--- START OF SUPPLIED MATERIAL ---

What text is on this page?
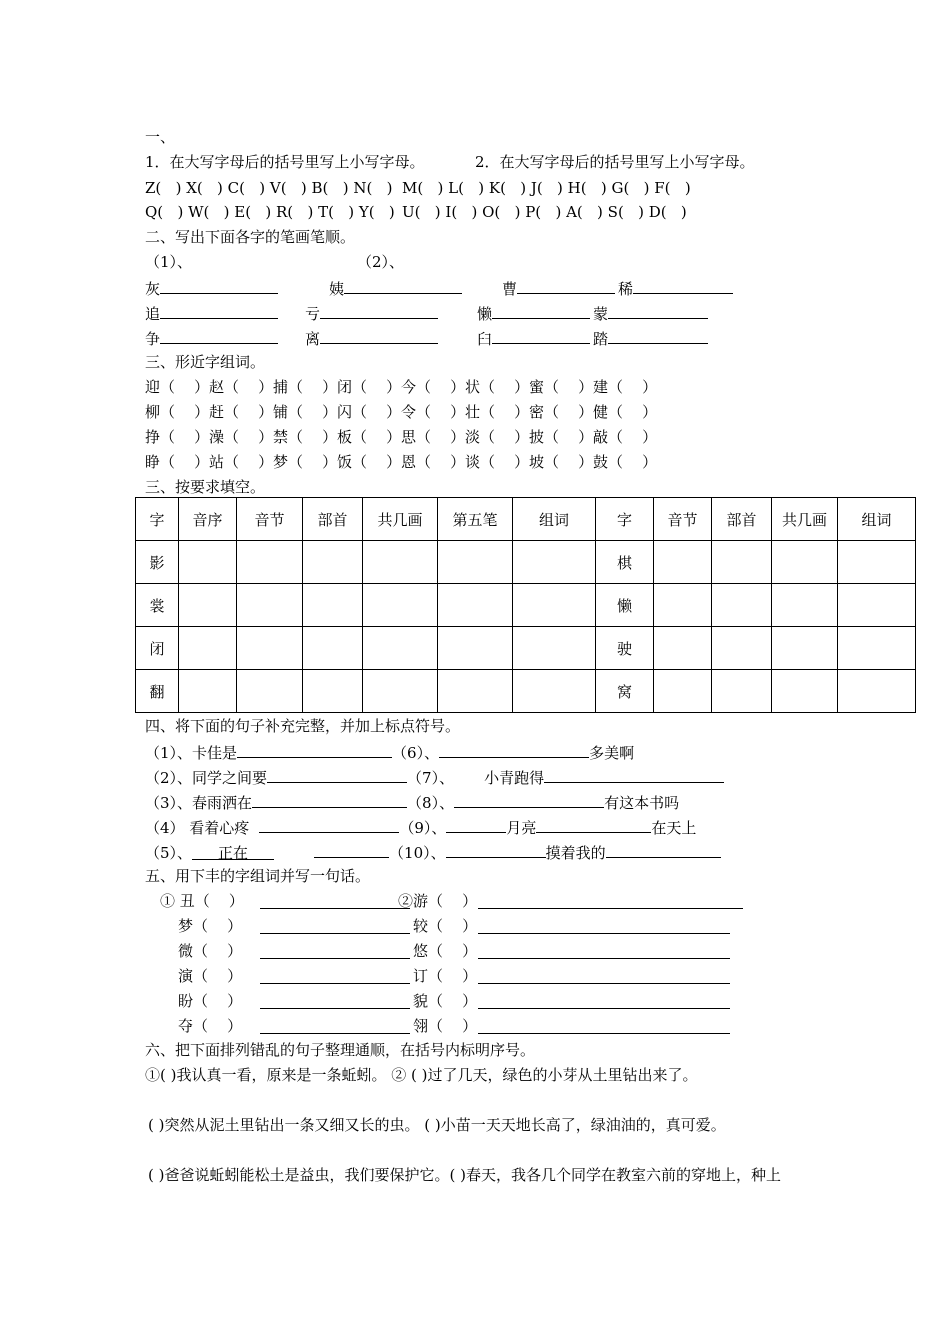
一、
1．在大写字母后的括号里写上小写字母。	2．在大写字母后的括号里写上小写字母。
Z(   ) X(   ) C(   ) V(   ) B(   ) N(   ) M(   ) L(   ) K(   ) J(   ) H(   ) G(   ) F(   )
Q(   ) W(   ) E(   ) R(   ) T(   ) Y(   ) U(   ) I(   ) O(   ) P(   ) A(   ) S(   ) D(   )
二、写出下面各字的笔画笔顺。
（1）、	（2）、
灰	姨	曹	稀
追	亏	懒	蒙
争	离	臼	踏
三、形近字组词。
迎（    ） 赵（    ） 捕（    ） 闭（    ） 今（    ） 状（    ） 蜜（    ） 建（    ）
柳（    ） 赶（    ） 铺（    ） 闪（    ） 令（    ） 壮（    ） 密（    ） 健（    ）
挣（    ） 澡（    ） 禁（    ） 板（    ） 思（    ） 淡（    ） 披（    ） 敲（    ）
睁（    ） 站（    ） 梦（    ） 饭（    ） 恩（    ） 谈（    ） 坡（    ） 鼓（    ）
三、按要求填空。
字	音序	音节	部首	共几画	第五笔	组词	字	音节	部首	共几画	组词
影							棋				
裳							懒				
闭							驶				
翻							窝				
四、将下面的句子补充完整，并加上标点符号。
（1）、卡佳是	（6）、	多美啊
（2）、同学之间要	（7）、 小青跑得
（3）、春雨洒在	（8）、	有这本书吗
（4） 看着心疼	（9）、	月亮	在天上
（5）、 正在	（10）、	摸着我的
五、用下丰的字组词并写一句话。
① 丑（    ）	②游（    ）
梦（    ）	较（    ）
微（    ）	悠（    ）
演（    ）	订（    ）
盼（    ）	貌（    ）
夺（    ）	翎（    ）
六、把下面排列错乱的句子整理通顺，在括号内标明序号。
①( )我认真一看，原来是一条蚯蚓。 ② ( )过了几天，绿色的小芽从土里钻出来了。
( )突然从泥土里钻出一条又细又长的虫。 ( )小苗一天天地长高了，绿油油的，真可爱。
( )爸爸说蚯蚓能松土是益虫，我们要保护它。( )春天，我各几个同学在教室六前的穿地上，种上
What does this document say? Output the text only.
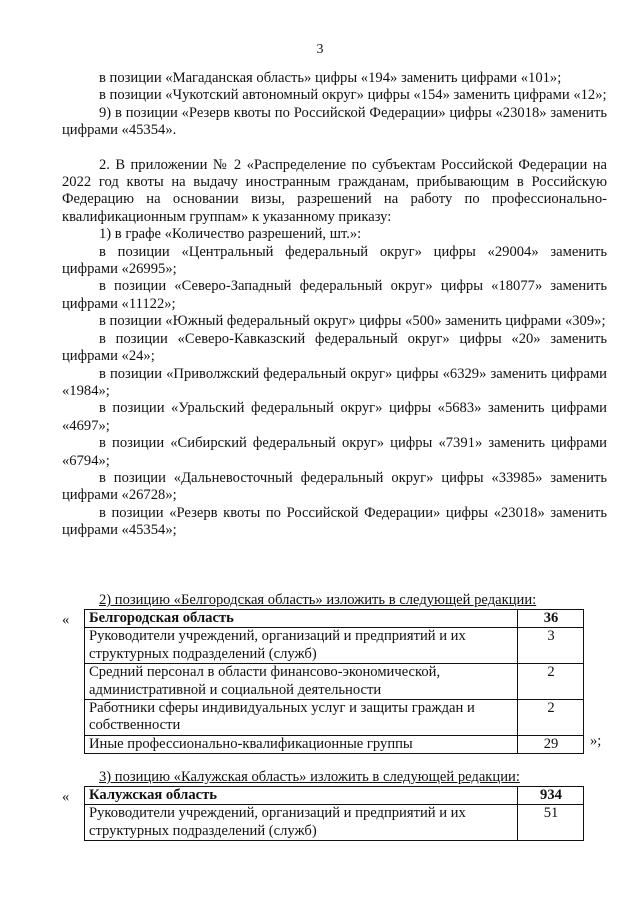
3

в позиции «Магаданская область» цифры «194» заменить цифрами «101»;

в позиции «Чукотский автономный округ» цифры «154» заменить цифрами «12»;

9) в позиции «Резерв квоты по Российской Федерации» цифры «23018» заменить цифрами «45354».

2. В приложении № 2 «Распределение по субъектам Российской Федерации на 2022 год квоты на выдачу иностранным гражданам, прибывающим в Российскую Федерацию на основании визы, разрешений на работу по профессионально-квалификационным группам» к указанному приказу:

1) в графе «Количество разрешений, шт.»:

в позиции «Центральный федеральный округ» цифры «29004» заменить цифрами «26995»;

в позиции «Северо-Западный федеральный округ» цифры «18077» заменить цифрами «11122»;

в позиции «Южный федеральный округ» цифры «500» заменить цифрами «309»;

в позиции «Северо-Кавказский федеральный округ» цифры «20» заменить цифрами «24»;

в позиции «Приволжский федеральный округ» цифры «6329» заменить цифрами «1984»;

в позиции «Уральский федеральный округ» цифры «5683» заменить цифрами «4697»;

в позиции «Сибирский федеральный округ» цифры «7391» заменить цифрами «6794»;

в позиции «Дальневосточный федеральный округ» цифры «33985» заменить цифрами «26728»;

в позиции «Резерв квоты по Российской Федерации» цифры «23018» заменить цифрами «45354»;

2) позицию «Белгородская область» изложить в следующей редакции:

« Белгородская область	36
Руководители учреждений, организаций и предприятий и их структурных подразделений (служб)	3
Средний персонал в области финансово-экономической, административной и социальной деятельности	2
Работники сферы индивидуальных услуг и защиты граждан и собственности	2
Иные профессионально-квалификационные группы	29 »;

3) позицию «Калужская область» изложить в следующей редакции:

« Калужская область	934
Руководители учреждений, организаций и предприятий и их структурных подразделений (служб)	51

--- END OF SUPPLIED MATERIAL ---

→ **WORK TO BE COMPLETED**: All lines that include "What" are to be gathered and copied.

→ **RESULT FOR THIS EXERCISE**:
What text is on this page?
What does this document say? Output the text only.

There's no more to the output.